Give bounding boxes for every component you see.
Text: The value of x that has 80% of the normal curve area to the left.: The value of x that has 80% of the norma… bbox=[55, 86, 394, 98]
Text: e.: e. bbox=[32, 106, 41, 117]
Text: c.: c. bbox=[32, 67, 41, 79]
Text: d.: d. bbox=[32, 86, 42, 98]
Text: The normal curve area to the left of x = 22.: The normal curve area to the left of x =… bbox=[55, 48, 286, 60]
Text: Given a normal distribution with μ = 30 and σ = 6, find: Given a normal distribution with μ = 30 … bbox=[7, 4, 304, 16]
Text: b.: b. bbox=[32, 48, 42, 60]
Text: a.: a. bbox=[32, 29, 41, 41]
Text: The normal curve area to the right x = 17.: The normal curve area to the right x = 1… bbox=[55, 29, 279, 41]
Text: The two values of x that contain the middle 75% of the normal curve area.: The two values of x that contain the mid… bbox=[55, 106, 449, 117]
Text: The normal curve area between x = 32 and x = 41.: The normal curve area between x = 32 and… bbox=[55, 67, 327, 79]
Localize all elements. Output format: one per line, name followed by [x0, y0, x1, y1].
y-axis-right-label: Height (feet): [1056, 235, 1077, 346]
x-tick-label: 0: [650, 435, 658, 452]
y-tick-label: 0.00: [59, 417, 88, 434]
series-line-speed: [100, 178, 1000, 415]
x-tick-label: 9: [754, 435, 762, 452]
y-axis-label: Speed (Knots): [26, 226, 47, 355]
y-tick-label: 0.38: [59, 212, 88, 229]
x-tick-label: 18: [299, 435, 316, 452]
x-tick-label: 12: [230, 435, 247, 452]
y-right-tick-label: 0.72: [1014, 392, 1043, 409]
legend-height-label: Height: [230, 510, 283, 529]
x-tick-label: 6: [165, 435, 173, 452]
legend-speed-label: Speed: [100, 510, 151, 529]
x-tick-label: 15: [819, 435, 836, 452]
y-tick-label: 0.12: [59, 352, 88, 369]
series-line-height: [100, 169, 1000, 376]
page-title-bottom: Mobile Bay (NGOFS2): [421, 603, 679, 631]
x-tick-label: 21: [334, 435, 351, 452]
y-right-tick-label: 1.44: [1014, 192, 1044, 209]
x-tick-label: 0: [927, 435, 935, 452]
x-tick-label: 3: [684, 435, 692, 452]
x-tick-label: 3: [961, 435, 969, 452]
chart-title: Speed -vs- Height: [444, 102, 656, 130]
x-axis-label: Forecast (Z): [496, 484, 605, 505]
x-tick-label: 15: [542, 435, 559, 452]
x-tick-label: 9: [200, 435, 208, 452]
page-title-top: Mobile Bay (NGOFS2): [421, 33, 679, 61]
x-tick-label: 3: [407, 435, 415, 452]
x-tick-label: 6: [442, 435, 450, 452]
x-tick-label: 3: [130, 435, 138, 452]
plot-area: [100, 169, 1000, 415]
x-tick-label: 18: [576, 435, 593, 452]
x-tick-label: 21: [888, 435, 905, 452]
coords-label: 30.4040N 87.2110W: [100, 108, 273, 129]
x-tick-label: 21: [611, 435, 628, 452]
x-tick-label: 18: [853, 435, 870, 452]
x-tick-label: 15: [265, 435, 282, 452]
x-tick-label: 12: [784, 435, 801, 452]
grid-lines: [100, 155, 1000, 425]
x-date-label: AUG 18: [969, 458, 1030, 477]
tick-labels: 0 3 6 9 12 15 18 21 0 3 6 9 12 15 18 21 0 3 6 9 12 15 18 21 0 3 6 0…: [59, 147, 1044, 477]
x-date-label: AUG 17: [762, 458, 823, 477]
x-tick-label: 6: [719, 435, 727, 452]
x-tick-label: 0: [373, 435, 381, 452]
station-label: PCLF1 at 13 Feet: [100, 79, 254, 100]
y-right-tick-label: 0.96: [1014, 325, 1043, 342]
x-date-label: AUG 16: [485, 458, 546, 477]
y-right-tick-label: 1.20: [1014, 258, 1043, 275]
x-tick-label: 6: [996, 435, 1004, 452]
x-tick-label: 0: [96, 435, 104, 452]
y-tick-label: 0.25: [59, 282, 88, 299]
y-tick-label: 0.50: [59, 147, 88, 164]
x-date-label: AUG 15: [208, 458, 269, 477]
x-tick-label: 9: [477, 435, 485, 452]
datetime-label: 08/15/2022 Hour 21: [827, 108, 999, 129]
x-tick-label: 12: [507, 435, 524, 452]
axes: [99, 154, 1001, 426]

####################

[Stated goal]:
Please rewrite the lines from the first one up to and including the line with "Text: a.: a. bbox=[32, 29, 41, 41]", changing "normal curve area" to "probability" and leaving everything else untouched.

[Response to the task]:
Give bounding boxes for every component you see.
Text: The value of x that has 80% of the probability to the left.: The value of x that has 80% of the norma… bbox=[55, 86, 394, 98]
Text: e.: e. bbox=[32, 106, 41, 117]
Text: c.: c. bbox=[32, 67, 41, 79]
Text: d.: d. bbox=[32, 86, 42, 98]
Text: The probability to the left of x = 22.: The probability to the left of x =… bbox=[55, 48, 286, 60]
Text: Given a normal distribution with μ = 30 and σ = 6, find: Given a normal distribution with μ = 30 … bbox=[7, 4, 304, 16]
Text: b.: b. bbox=[32, 48, 42, 60]
Text: a.: a. bbox=[32, 29, 41, 41]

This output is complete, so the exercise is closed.